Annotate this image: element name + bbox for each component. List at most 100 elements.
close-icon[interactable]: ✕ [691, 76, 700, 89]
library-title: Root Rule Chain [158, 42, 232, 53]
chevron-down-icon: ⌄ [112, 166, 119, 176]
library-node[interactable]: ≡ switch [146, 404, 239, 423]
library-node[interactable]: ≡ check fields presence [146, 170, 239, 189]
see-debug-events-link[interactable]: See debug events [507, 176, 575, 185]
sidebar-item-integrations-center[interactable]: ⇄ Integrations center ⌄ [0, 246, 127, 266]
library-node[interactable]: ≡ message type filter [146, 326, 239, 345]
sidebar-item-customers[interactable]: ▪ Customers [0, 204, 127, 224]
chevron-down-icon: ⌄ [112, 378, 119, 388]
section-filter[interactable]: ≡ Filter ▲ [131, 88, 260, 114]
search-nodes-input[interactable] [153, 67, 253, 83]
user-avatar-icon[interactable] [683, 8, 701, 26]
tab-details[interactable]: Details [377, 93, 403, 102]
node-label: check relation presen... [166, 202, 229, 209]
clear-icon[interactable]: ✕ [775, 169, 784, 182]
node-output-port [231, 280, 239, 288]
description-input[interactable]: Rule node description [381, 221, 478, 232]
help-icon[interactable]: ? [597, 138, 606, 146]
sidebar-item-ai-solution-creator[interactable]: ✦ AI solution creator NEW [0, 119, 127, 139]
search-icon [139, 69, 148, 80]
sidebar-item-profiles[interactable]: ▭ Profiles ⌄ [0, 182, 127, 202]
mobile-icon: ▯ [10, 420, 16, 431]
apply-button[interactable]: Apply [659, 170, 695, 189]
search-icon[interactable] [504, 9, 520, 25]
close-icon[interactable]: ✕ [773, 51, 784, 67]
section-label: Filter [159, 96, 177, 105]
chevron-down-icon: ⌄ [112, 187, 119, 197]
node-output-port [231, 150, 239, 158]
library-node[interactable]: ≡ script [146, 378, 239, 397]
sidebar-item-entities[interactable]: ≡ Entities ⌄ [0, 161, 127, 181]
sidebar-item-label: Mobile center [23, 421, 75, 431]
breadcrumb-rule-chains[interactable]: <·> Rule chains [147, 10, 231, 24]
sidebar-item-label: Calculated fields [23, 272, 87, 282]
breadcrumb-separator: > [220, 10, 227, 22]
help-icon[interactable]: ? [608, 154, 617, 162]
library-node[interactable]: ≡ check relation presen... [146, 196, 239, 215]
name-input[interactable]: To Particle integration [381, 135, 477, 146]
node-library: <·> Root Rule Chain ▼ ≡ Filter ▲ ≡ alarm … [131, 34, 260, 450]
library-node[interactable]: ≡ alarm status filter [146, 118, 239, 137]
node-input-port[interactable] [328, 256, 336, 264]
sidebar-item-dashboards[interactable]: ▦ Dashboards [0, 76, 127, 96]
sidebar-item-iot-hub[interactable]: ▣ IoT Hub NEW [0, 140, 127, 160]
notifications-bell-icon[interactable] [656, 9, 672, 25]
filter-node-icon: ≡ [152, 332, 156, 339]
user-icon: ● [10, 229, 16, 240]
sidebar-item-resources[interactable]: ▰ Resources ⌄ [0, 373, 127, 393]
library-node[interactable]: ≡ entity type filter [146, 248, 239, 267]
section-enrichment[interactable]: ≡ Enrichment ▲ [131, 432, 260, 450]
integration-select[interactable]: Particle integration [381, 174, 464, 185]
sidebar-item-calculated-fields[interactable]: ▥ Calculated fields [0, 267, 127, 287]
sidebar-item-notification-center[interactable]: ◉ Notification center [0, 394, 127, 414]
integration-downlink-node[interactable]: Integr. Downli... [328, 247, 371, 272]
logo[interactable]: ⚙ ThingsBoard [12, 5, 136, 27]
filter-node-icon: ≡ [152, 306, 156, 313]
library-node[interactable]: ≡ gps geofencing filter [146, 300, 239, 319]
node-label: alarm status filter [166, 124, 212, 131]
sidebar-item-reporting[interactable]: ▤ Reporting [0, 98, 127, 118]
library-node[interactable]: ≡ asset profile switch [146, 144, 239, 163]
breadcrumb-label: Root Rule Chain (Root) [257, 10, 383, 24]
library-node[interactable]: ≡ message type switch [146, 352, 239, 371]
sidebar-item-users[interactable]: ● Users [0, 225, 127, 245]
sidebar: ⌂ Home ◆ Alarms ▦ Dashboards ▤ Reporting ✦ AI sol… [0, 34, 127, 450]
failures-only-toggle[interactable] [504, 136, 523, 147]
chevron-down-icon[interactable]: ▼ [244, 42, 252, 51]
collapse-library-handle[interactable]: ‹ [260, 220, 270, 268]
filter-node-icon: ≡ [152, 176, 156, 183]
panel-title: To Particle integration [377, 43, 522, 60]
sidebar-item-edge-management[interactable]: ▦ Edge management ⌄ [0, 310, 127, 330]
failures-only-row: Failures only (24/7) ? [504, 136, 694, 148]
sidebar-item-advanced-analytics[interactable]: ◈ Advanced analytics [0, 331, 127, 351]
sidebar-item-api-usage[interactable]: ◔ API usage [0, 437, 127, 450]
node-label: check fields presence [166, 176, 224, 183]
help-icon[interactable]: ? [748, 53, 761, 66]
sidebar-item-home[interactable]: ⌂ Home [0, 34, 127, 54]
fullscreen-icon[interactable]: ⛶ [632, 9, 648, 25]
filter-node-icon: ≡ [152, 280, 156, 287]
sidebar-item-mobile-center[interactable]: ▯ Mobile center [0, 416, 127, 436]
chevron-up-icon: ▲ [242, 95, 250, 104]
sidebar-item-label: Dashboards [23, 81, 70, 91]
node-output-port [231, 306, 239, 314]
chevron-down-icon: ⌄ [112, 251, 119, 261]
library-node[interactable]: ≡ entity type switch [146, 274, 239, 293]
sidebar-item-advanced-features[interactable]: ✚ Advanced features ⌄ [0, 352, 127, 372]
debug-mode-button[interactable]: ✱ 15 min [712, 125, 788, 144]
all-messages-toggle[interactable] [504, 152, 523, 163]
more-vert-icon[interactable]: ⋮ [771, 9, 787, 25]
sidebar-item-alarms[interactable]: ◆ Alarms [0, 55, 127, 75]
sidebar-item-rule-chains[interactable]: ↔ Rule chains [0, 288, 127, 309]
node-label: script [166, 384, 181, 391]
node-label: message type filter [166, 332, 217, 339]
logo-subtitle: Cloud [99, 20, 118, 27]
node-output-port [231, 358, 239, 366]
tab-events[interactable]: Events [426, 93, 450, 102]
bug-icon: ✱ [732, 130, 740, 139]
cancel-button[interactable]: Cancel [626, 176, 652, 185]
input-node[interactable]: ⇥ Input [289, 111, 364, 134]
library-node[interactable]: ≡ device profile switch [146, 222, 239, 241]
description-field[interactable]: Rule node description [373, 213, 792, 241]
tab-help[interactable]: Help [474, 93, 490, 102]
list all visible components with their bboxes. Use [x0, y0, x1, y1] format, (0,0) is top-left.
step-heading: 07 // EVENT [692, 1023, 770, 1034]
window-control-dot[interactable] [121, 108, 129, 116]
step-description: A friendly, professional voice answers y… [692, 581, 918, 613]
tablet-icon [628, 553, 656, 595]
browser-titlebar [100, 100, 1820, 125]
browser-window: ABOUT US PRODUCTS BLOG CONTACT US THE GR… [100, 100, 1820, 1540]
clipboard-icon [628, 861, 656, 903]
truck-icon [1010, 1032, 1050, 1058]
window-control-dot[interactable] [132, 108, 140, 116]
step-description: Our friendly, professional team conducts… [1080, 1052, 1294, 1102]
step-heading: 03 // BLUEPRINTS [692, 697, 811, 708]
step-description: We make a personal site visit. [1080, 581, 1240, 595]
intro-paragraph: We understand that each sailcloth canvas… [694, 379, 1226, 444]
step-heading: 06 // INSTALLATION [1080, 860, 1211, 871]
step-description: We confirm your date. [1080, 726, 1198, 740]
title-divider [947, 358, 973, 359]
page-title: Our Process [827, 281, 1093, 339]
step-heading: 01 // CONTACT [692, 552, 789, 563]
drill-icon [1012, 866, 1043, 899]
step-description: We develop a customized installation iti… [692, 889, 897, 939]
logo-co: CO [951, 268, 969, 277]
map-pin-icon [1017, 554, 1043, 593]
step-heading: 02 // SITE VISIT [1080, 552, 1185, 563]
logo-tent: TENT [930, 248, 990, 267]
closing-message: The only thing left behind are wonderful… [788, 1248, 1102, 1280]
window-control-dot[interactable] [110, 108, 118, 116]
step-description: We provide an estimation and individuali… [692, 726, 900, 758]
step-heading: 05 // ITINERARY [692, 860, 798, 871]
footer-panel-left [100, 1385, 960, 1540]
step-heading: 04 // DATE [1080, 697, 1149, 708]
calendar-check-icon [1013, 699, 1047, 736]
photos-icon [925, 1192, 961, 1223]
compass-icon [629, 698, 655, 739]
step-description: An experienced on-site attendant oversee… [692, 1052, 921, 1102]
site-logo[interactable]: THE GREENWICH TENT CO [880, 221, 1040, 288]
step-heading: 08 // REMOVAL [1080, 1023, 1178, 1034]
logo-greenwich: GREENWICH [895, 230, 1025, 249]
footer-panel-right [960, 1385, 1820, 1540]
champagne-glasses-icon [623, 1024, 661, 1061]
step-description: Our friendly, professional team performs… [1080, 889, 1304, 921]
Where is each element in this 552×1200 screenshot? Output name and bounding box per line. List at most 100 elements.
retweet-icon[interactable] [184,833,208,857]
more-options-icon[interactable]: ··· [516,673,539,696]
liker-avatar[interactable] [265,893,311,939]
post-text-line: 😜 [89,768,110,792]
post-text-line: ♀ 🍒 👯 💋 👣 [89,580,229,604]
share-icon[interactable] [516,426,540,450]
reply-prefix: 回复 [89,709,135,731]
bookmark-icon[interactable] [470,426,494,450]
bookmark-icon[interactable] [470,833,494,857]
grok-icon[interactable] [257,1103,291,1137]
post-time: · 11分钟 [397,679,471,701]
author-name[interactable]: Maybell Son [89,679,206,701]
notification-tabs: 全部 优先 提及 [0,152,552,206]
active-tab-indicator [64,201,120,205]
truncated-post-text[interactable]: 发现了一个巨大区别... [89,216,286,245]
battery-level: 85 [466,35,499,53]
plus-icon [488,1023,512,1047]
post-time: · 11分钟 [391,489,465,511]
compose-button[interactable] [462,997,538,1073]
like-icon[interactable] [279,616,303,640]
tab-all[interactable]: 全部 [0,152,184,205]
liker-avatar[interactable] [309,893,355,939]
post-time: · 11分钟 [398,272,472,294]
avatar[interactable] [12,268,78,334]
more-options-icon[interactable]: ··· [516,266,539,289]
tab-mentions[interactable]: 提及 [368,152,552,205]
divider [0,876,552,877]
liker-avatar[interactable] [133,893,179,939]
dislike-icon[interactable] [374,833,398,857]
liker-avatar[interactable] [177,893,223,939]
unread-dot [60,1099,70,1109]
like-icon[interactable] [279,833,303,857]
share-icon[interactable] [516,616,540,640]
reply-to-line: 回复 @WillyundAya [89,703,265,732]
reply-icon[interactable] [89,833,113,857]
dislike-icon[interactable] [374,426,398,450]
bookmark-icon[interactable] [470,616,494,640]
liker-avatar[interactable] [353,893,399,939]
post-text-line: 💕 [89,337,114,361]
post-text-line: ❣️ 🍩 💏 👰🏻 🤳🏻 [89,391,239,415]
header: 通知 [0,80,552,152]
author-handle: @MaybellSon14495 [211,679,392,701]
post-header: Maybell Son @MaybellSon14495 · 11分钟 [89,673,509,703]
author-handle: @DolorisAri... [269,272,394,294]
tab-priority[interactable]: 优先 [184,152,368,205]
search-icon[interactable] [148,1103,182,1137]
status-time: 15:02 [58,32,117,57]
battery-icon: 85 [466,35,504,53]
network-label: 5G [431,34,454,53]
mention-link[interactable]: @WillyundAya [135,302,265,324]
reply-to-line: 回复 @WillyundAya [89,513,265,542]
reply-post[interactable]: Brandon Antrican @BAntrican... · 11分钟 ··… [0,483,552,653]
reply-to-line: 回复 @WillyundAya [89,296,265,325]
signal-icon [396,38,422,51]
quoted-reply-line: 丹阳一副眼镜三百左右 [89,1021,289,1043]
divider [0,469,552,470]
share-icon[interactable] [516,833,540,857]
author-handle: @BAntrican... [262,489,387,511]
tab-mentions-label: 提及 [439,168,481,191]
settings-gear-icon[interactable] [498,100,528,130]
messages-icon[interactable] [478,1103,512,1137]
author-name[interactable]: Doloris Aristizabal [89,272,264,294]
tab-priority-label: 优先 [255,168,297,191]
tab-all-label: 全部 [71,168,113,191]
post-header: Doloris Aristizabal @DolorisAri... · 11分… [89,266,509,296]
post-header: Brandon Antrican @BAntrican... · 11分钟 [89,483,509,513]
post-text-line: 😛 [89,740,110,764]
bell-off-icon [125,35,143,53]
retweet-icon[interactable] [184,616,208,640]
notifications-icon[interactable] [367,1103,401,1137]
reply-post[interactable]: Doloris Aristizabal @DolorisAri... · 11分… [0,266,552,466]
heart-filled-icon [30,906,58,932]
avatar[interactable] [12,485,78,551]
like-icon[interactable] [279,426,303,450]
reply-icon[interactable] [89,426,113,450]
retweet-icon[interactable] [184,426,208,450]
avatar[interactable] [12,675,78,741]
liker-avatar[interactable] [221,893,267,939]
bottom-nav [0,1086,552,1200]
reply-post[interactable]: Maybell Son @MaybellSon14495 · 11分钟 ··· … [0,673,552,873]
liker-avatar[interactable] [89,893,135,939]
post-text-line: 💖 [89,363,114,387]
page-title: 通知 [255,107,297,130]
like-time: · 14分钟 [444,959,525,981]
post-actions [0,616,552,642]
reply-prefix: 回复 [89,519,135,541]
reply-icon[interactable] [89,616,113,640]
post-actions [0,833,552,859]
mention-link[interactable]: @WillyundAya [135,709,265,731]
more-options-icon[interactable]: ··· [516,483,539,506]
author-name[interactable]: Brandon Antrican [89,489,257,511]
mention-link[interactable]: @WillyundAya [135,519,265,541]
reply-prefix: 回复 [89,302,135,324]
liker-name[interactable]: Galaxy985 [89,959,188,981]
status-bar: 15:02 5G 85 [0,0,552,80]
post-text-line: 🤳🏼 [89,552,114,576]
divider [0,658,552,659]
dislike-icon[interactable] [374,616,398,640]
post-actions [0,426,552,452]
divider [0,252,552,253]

§ Description of the task:
Rewrite the data from its first line through the line that contains "name-input[interactable]: To Particle", replacing "Rule node description" with "Node description" and leaving everything else unchanged.

§ Response to this task:
Annotate this image: element name + bbox for each component. List at most 100 elements.
close-icon[interactable]: ✕ [691, 76, 700, 89]
library-title: Root Rule Chain [158, 42, 232, 53]
chevron-down-icon: ⌄ [112, 166, 119, 176]
library-node[interactable]: ≡ switch [146, 404, 239, 423]
library-node[interactable]: ≡ check fields presence [146, 170, 239, 189]
see-debug-events-link[interactable]: See debug events [507, 176, 575, 185]
sidebar-item-integrations-center[interactable]: ⇄ Integrations center ⌄ [0, 246, 127, 266]
library-node[interactable]: ≡ message type filter [146, 326, 239, 345]
sidebar-item-customers[interactable]: ▪ Customers [0, 204, 127, 224]
chevron-down-icon: ⌄ [112, 378, 119, 388]
section-filter[interactable]: ≡ Filter ▲ [131, 88, 260, 114]
search-nodes-input[interactable] [153, 67, 253, 83]
user-avatar-icon[interactable] [683, 8, 701, 26]
tab-details[interactable]: Details [377, 93, 403, 102]
node-label: check relation presen... [166, 202, 229, 209]
clear-icon[interactable]: ✕ [775, 169, 784, 182]
node-output-port [231, 280, 239, 288]
description-input[interactable]: Node description [381, 221, 478, 232]
help-icon[interactable]: ? [597, 138, 606, 146]
sidebar-item-ai-solution-creator[interactable]: ✦ AI solution creator NEW [0, 119, 127, 139]
search-icon [139, 69, 148, 80]
sidebar-item-profiles[interactable]: ▭ Profiles ⌄ [0, 182, 127, 202]
mobile-icon: ▯ [10, 420, 16, 431]
apply-button[interactable]: Apply [659, 170, 695, 189]
search-icon[interactable] [504, 9, 520, 25]
close-icon[interactable]: ✕ [773, 51, 784, 67]
section-label: Filter [159, 96, 177, 105]
chevron-down-icon: ⌄ [112, 187, 119, 197]
node-output-port [231, 150, 239, 158]
library-node[interactable]: ≡ script [146, 378, 239, 397]
sidebar-item-entities[interactable]: ≡ Entities ⌄ [0, 161, 127, 181]
sidebar-item-label: Mobile center [23, 421, 75, 431]
breadcrumb-rule-chains[interactable]: <·> Rule chains [147, 10, 231, 24]
sidebar-item-label: Calculated fields [23, 272, 87, 282]
breadcrumb-separator: > [220, 10, 227, 22]
help-icon[interactable]: ? [608, 154, 617, 162]
library-node[interactable]: ≡ check relation presen... [146, 196, 239, 215]
name-input[interactable]: To Particle integration [381, 135, 477, 146]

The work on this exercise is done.